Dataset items
* * *
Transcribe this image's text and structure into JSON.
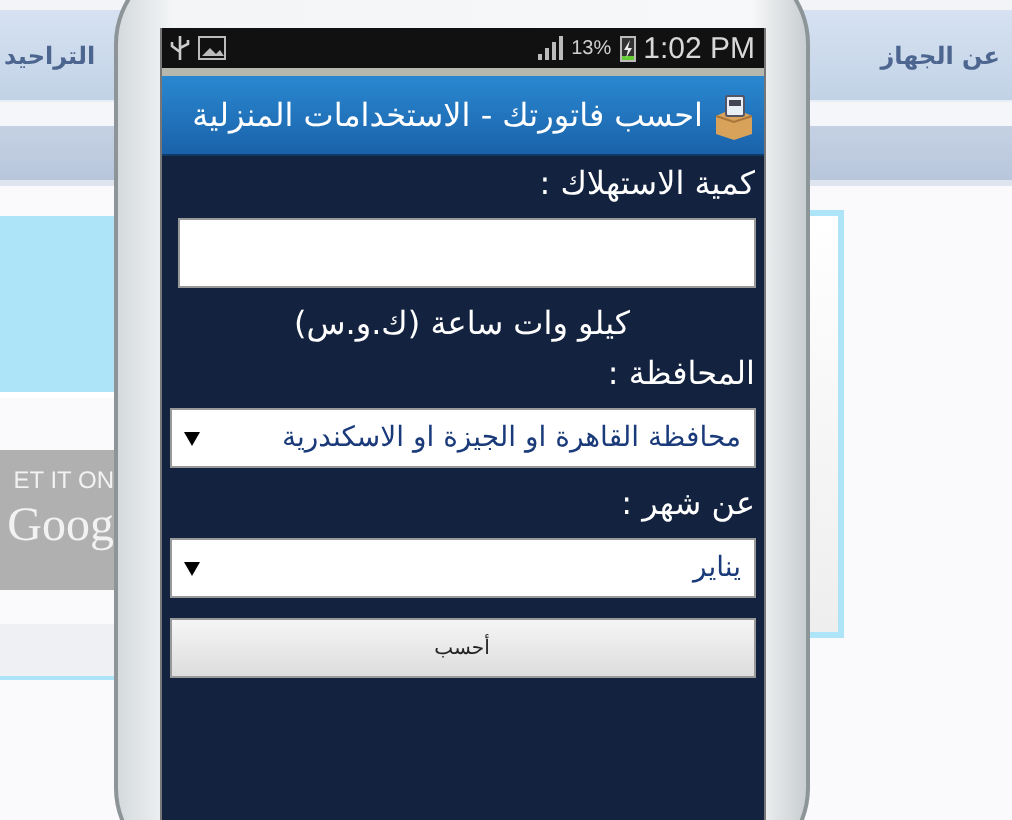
{
  "background_page": {
    "nav_items": [
      "عن الجهاز",
      "التراحيد"
    ],
    "store_badge": {
      "line_1": "ET IT ON",
      "line_2": "Goog"
    }
  },
  "status_bar": {
    "battery": "13%",
    "time": "1:02 PM"
  },
  "app": {
    "title": "احسب فاتورتك - الاستخدامات المنزلية",
    "consumption": {
      "label": "كمية الاستهلاك :",
      "unit": "كيلو وات ساعة (ك.و.س)"
    },
    "governorate": {
      "label": "المحافظة :",
      "value": "محافظة القاهرة او الجيزة او الاسكندرية"
    },
    "month": {
      "label": "عن شهر :",
      "value": "يناير"
    },
    "calculate_button": "أحسب"
  }
}
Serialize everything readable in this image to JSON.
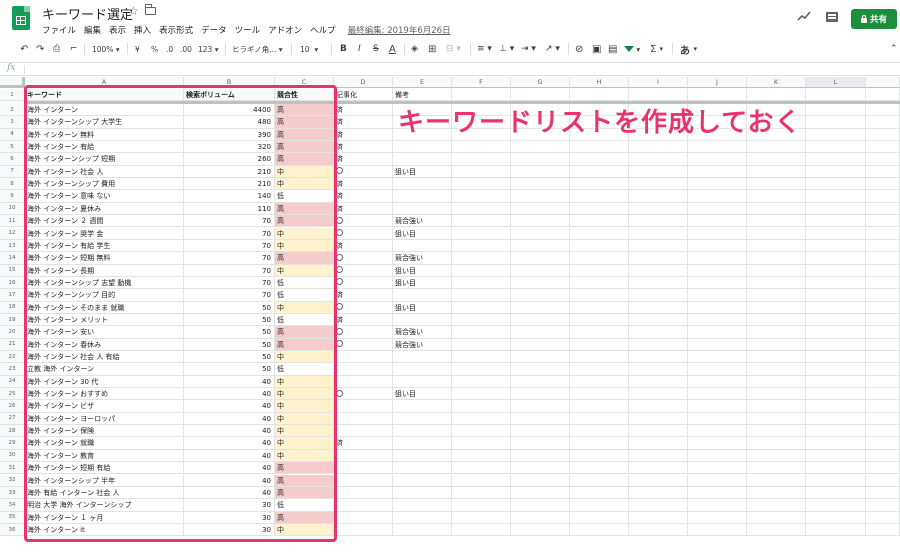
{
  "header": {
    "title": "キーワード選定",
    "menu": [
      "ファイル",
      "編集",
      "表示",
      "挿入",
      "表示形式",
      "データ",
      "ツール",
      "アドオン",
      "ヘルプ"
    ],
    "last_edit": "最終編集: 2019年6月26日",
    "share_label": "共有"
  },
  "toolbar": {
    "zoom": "100%",
    "currency": "¥",
    "percent": "%",
    "dec_decrease": ".0",
    "dec_increase": ".00",
    "more_formats": "123",
    "font": "ヒラギノ角...",
    "font_size": "10",
    "bold": "B",
    "italic": "I",
    "strike": "S",
    "text_color": "A",
    "function": "Σ",
    "input_tools": "あ"
  },
  "formula_bar": {
    "fx": "fx"
  },
  "columns": [
    "A",
    "B",
    "C",
    "D",
    "E",
    "F",
    "G",
    "H",
    "I",
    "J",
    "K",
    "L"
  ],
  "selected_column": "L",
  "table": {
    "headers": {
      "keyword": "キーワード",
      "volume": "検索ボリューム",
      "competition": "競合性",
      "article": "記事化",
      "note": "備考"
    },
    "rows": [
      {
        "n": "2",
        "keyword": "海外 インターン",
        "volume": "4400",
        "comp": "高",
        "article": "済",
        "note": ""
      },
      {
        "n": "3",
        "keyword": "海外 インターンシップ 大学生",
        "volume": "480",
        "comp": "高",
        "article": "済",
        "note": ""
      },
      {
        "n": "4",
        "keyword": "海外 インターン 無料",
        "volume": "390",
        "comp": "高",
        "article": "済",
        "note": ""
      },
      {
        "n": "5",
        "keyword": "海外 インターン 有給",
        "volume": "320",
        "comp": "高",
        "article": "済",
        "note": ""
      },
      {
        "n": "6",
        "keyword": "海外 インターンシップ 短期",
        "volume": "260",
        "comp": "高",
        "article": "済",
        "note": ""
      },
      {
        "n": "7",
        "keyword": "海外 インターン 社会 人",
        "volume": "210",
        "comp": "中",
        "article": "○",
        "note": "狙い目"
      },
      {
        "n": "8",
        "keyword": "海外 インターンシップ 費用",
        "volume": "210",
        "comp": "中",
        "article": "済",
        "note": ""
      },
      {
        "n": "9",
        "keyword": "海外 インターン 意味 ない",
        "volume": "140",
        "comp": "低",
        "article": "済",
        "note": ""
      },
      {
        "n": "10",
        "keyword": "海外 インターン 夏休み",
        "volume": "110",
        "comp": "高",
        "article": "済",
        "note": ""
      },
      {
        "n": "11",
        "keyword": "海外 インターン ２ 週間",
        "volume": "70",
        "comp": "高",
        "article": "○",
        "note": "競合強い"
      },
      {
        "n": "12",
        "keyword": "海外 インターン 奨学 金",
        "volume": "70",
        "comp": "中",
        "article": "○",
        "note": "狙い目"
      },
      {
        "n": "13",
        "keyword": "海外 インターン 有給 学生",
        "volume": "70",
        "comp": "中",
        "article": "済",
        "note": ""
      },
      {
        "n": "14",
        "keyword": "海外 インターン 短期 無料",
        "volume": "70",
        "comp": "高",
        "article": "○",
        "note": "競合強い"
      },
      {
        "n": "15",
        "keyword": "海外 インターン 長期",
        "volume": "70",
        "comp": "中",
        "article": "○",
        "note": "狙い目"
      },
      {
        "n": "16",
        "keyword": "海外 インターンシップ 志望 動機",
        "volume": "70",
        "comp": "低",
        "article": "○",
        "note": "狙い目"
      },
      {
        "n": "17",
        "keyword": "海外 インターンシップ 目的",
        "volume": "70",
        "comp": "低",
        "article": "済",
        "note": ""
      },
      {
        "n": "18",
        "keyword": "海外 インターン そのまま 就職",
        "volume": "50",
        "comp": "中",
        "article": "○",
        "note": "狙い目"
      },
      {
        "n": "19",
        "keyword": "海外 インターン メリット",
        "volume": "50",
        "comp": "低",
        "article": "済",
        "note": ""
      },
      {
        "n": "20",
        "keyword": "海外 インターン 安い",
        "volume": "50",
        "comp": "高",
        "article": "○",
        "note": "競合強い"
      },
      {
        "n": "21",
        "keyword": "海外 インターン 春休み",
        "volume": "50",
        "comp": "高",
        "article": "○",
        "note": "競合強い"
      },
      {
        "n": "22",
        "keyword": "海外 インターン 社会 人 有給",
        "volume": "50",
        "comp": "中",
        "article": "",
        "note": ""
      },
      {
        "n": "23",
        "keyword": "立教 海外 インターン",
        "volume": "50",
        "comp": "低",
        "article": "",
        "note": ""
      },
      {
        "n": "24",
        "keyword": "海外 インターン 30 代",
        "volume": "40",
        "comp": "中",
        "article": "",
        "note": ""
      },
      {
        "n": "25",
        "keyword": "海外 インターン おすすめ",
        "volume": "40",
        "comp": "中",
        "article": "○",
        "note": "狙い目"
      },
      {
        "n": "26",
        "keyword": "海外 インターン ビザ",
        "volume": "40",
        "comp": "中",
        "article": "",
        "note": ""
      },
      {
        "n": "27",
        "keyword": "海外 インターン ヨーロッパ",
        "volume": "40",
        "comp": "中",
        "article": "",
        "note": ""
      },
      {
        "n": "28",
        "keyword": "海外 インターン 保険",
        "volume": "40",
        "comp": "中",
        "article": "",
        "note": ""
      },
      {
        "n": "29",
        "keyword": "海外 インターン 就職",
        "volume": "40",
        "comp": "中",
        "article": "済",
        "note": ""
      },
      {
        "n": "30",
        "keyword": "海外 インターン 教育",
        "volume": "40",
        "comp": "中",
        "article": "",
        "note": ""
      },
      {
        "n": "31",
        "keyword": "海外 インターン 短期 有給",
        "volume": "40",
        "comp": "高",
        "article": "",
        "note": ""
      },
      {
        "n": "32",
        "keyword": "海外 インターンシップ 半年",
        "volume": "40",
        "comp": "高",
        "article": "",
        "note": ""
      },
      {
        "n": "33",
        "keyword": "海外 有給 インターン 社会 人",
        "volume": "40",
        "comp": "高",
        "article": "",
        "note": ""
      },
      {
        "n": "34",
        "keyword": "明治 大学 海外 インターンシップ",
        "volume": "30",
        "comp": "低",
        "article": "",
        "note": ""
      },
      {
        "n": "35",
        "keyword": "海外 インターン １ ヶ月",
        "volume": "30",
        "comp": "高",
        "article": "",
        "note": ""
      },
      {
        "n": "36",
        "keyword": "海外 インターン it",
        "volume": "30",
        "comp": "中",
        "article": "",
        "note": ""
      }
    ]
  },
  "colors": {
    "high": "#f4cccc",
    "mid": "#fff2cc",
    "low": "#ffffff",
    "accent": "#e8336d",
    "share": "#1e8e3e"
  },
  "annotation": "キーワードリストを作成しておく"
}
* * *
**WORK INSTRUCTIONS:** Reply with the number of lines in the data that include the string "インターンシップ" and nothing else.

**SOLVED PROBLEM:** 7